## Given instruction
Each line that holds the string "VIỆT" counts once; say how many such lines there are and add nothing.

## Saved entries

* BEGIN *

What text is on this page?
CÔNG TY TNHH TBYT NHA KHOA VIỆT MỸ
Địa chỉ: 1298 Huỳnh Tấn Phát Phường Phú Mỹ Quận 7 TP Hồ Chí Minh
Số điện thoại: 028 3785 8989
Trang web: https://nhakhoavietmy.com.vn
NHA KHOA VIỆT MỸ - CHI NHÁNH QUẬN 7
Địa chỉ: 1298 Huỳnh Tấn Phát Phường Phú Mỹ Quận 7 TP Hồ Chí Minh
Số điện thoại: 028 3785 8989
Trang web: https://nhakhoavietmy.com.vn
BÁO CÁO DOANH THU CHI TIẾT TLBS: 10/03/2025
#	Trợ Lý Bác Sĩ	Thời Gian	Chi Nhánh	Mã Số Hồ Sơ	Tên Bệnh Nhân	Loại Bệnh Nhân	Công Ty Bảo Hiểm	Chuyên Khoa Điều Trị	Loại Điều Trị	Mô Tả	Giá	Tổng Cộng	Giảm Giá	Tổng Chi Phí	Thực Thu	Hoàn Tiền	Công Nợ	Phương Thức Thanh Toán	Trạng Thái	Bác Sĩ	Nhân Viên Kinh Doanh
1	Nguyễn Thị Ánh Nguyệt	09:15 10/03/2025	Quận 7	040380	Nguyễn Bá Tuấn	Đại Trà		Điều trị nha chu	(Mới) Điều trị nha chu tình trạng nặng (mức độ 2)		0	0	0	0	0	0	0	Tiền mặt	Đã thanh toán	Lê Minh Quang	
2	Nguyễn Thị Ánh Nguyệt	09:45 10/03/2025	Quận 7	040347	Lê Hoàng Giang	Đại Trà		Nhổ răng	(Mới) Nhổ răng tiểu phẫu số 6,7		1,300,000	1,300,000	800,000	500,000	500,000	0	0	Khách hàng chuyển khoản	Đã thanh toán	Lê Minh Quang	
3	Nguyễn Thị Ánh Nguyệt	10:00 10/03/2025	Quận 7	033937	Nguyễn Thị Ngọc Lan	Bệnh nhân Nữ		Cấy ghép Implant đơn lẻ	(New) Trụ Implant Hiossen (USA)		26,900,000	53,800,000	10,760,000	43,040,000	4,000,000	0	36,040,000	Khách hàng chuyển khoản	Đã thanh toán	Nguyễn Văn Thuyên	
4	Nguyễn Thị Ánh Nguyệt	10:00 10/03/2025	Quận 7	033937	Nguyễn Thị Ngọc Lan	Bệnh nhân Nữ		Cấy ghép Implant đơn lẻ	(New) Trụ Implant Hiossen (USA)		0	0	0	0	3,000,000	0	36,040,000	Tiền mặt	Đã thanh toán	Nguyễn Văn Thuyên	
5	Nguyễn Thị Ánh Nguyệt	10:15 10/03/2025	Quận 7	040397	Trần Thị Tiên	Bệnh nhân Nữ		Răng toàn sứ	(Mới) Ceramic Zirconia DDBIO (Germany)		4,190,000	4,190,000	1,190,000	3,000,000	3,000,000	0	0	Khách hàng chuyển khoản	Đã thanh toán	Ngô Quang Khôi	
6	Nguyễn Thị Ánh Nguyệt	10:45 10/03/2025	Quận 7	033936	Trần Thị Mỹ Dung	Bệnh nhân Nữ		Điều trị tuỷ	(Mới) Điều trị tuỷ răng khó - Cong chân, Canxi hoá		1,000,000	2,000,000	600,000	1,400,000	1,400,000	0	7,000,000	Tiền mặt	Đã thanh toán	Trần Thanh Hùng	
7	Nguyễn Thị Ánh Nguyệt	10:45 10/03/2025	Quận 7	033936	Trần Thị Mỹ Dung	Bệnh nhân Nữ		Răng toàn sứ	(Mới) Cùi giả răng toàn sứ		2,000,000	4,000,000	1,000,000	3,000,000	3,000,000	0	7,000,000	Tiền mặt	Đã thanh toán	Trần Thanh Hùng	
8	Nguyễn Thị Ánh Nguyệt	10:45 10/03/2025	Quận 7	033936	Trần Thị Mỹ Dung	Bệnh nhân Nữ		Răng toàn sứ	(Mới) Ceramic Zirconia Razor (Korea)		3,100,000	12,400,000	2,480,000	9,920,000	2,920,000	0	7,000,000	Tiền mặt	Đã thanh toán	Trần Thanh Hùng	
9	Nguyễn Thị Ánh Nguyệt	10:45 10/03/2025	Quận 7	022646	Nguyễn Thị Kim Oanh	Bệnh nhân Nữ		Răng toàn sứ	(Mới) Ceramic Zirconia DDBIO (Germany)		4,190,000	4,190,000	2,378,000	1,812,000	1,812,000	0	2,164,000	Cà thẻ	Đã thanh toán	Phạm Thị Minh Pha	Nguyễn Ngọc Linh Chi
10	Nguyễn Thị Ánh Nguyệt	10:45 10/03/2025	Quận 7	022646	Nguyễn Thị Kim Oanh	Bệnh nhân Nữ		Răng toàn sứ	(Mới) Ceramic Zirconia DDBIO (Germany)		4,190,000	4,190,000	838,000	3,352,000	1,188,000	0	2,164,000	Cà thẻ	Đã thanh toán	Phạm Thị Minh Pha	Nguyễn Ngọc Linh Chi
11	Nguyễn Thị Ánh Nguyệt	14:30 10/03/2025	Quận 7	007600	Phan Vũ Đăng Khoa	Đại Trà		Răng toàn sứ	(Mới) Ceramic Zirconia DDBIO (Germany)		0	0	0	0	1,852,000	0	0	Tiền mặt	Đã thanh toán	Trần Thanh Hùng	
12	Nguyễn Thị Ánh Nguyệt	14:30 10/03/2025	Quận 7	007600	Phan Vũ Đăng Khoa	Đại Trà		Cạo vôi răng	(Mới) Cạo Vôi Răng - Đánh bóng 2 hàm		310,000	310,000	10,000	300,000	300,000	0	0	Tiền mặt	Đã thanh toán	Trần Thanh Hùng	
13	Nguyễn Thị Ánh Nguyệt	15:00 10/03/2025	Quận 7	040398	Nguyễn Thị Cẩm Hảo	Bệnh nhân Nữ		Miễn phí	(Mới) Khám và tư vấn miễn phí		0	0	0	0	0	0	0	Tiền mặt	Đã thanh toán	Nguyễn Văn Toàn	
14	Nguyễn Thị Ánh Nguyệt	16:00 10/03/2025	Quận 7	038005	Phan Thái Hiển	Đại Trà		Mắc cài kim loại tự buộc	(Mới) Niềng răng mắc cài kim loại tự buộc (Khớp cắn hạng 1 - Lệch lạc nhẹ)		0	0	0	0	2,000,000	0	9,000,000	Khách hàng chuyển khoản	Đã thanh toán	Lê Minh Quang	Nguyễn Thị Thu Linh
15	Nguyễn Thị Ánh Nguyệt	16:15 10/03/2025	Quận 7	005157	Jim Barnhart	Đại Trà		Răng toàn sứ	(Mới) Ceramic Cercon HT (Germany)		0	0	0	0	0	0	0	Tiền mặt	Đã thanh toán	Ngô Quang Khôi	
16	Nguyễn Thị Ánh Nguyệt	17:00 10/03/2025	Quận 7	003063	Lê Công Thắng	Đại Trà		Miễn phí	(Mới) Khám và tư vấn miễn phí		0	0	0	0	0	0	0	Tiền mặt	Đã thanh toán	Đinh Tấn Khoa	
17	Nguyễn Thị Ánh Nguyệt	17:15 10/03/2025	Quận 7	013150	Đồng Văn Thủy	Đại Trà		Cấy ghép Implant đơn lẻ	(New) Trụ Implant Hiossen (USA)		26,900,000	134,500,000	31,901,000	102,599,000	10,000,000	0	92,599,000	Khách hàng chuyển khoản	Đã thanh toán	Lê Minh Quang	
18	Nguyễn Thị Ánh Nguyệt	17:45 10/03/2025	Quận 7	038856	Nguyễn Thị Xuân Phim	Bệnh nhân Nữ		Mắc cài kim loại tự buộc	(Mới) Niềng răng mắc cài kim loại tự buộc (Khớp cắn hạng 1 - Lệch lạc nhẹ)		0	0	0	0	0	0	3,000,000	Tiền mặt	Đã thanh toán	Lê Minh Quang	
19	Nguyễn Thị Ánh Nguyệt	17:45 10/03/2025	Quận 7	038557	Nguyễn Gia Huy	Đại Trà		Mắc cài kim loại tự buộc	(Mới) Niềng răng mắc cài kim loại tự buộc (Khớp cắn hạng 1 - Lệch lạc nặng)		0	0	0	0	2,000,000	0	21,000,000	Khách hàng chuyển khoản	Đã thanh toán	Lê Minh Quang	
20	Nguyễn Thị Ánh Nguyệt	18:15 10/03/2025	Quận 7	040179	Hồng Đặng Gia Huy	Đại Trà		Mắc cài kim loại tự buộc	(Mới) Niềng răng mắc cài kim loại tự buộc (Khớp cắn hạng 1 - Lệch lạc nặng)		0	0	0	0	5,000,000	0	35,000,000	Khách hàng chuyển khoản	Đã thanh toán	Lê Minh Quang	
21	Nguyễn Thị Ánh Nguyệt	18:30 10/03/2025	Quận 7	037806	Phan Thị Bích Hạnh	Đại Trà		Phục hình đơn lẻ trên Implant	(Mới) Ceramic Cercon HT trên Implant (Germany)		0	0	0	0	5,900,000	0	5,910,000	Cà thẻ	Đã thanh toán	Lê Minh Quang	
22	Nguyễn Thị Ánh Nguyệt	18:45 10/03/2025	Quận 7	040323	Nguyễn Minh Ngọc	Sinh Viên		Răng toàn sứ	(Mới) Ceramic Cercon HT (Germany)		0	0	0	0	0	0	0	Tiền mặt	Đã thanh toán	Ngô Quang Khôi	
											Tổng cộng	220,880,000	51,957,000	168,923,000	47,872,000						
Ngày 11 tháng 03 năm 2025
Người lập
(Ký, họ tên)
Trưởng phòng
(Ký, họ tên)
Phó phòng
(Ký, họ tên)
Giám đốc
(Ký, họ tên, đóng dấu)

* END *

## Expected answer
2